▸ **Exercise description**:
Every entry below must appear again, exactly as written.

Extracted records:
-*-
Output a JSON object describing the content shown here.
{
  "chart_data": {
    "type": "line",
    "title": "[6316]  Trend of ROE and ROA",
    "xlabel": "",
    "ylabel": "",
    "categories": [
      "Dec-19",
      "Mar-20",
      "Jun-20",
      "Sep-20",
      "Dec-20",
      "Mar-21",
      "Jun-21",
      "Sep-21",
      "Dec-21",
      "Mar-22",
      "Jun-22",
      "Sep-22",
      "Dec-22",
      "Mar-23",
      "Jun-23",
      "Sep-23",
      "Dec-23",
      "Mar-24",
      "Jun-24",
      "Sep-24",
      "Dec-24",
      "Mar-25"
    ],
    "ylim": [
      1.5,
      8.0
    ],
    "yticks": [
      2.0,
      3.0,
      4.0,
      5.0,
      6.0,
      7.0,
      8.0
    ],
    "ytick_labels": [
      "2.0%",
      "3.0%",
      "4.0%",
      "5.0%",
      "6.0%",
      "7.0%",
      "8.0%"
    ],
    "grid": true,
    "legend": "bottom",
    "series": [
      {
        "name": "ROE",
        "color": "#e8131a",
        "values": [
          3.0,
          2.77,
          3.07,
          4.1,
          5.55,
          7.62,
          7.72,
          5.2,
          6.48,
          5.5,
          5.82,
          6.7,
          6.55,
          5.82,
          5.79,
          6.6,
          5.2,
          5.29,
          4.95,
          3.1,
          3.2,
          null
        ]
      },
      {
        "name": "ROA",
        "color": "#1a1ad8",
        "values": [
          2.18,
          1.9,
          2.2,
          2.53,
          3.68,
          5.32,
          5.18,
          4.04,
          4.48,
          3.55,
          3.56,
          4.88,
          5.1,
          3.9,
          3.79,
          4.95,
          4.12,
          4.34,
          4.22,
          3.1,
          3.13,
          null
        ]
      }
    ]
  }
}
-*-
▸ **Written reply**:
Output a JSON object describing the content shown here.
{
  "chart_data": {
    "type": "line",
    "title": "[6316]  Trend of ROE and ROA",
    "xlabel": "",
    "ylabel": "",
    "categories": [
      "Dec-19",
      "Mar-20",
      "Jun-20",
      "Sep-20",
      "Dec-20",
      "Mar-21",
      "Jun-21",
      "Sep-21",
      "Dec-21",
      "Mar-22",
      "Jun-22",
      "Sep-22",
      "Dec-22",
      "Mar-23",
      "Jun-23",
      "Sep-23",
      "Dec-23",
      "Mar-24",
      "Jun-24",
      "Sep-24",
      "Dec-24",
      "Mar-25"
    ],
    "ylim": [
      1.5,
      8.0
    ],
    "yticks": [
      2.0,
      3.0,
      4.0,
      5.0,
      6.0,
      7.0,
      8.0
    ],
    "ytick_labels": [
      "2.0%",
      "3.0%",
      "4.0%",
      "5.0%",
      "6.0%",
      "7.0%",
      "8.0%"
    ],
    "grid": true,
    "legend": "bottom",
    "series": [
      {
        "name": "ROE",
        "color": "#e8131a",
        "values": [
          3.0,
          2.77,
          3.07,
          4.1,
          5.55,
          7.62,
          7.72,
          5.2,
          6.48,
          5.5,
          5.82,
          6.7,
          6.55,
          5.82,
          5.79,
          6.6,
          5.2,
          5.29,
          4.95,
          3.1,
          3.2,
          null
        ]
      },
      {
        "name": "ROA",
        "color": "#1a1ad8",
        "values": [
          2.18,
          1.9,
          2.2,
          2.53,
          3.68,
          5.32,
          5.18,
          4.04,
          4.48,
          3.55,
          3.56,
          4.88,
          5.1,
          3.9,
          3.79,
          4.95,
          4.12,
          4.34,
          4.22,
          3.1,
          3.13,
          null
        ]
      }
    ]
  }
}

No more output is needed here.